**What the task requires**
Under this task are some entries; return every one of them exactly.

**Entries shown**
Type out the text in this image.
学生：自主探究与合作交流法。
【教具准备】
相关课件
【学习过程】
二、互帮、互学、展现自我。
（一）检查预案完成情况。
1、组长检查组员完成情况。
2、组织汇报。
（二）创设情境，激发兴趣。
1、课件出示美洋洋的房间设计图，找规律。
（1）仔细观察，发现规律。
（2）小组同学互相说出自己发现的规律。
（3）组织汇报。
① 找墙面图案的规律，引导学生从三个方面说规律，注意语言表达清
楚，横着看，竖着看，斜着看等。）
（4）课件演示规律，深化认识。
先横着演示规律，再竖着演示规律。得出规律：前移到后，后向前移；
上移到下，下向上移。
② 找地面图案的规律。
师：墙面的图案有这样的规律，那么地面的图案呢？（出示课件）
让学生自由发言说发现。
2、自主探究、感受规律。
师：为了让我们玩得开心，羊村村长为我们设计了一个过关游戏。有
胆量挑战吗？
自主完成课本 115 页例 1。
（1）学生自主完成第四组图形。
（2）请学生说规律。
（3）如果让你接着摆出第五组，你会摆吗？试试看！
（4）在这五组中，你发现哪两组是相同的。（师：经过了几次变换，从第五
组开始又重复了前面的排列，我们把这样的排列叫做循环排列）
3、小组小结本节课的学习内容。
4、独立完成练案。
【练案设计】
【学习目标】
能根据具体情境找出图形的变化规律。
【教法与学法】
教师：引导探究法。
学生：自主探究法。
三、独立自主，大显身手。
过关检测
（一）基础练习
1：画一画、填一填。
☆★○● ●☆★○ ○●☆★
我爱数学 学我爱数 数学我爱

**Written response**
Type out the text in this image.
学生：自主探究与合作交流法。
【教具准备】
相关课件
【学习过程】
二、互帮、互学、展现自我。
（一）检查预案完成情况。
1、组长检查组员完成情况。
2、组织汇报。
（二）创设情境，激发兴趣。
1、课件出示美洋洋的房间设计图，找规律。
（1）仔细观察，发现规律。
（2）小组同学互相说出自己发现的规律。
（3）组织汇报。
① 找墙面图案的规律，引导学生从三个方面说规律，注意语言表达清
楚，横着看，竖着看，斜着看等。）
（4）课件演示规律，深化认识。
先横着演示规律，再竖着演示规律。得出规律：前移到后，后向前移；
上移到下，下向上移。
② 找地面图案的规律。
师：墙面的图案有这样的规律，那么地面的图案呢？（出示课件）
让学生自由发言说发现。
2、自主探究、感受规律。
师：为了让我们玩得开心，羊村村长为我们设计了一个过关游戏。有
胆量挑战吗？
自主完成课本 115 页例 1。
（1）学生自主完成第四组图形。
（2）请学生说规律。
（3）如果让你接着摆出第五组，你会摆吗？试试看！
（4）在这五组中，你发现哪两组是相同的。（师：经过了几次变换，从第五
组开始又重复了前面的排列，我们把这样的排列叫做循环排列）
3、小组小结本节课的学习内容。
4、独立完成练案。
【练案设计】
【学习目标】
能根据具体情境找出图形的变化规律。
【教法与学法】
教师：引导探究法。
学生：自主探究法。
三、独立自主，大显身手。
过关检测
（一）基础练习
1：画一画、填一填。
☆★○● ●☆★○ ○●☆★
我爱数学 学我爱数 数学我爱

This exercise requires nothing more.